**Your goal:**
Exactly as written, retype the listing below, omitting the pictures.

**Stored records:**
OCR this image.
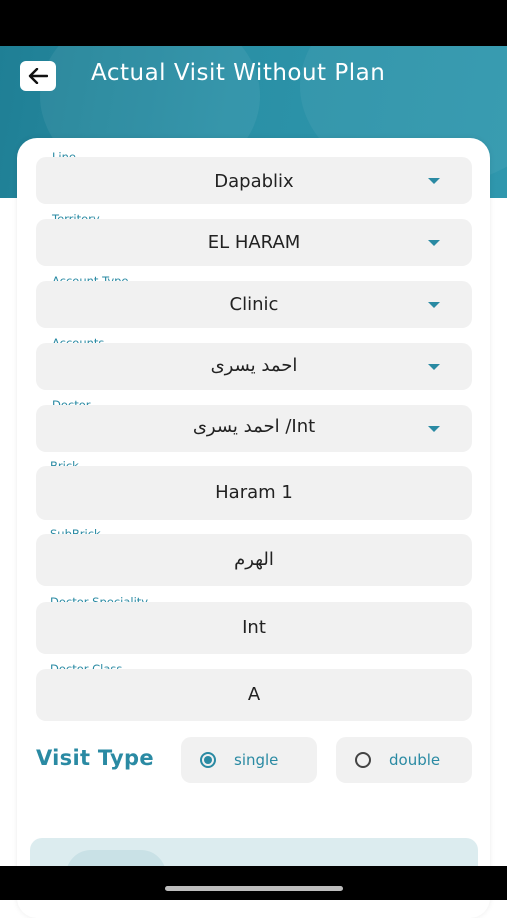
Actual Visit Without Plan
Dapablix
EL HARAM
Clinic
احمد يسرى
احمد يسرى /Int
Haram 1
الهرم
Int
A
Visit Type	single	double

**Response:**
OCR this image.
Actual Visit Without Plan
Dapablix
EL HARAM
Clinic
احمد يسرى
احمد يسرى /Int
Haram 1
الهرم
Int
A
Visit Type	single	double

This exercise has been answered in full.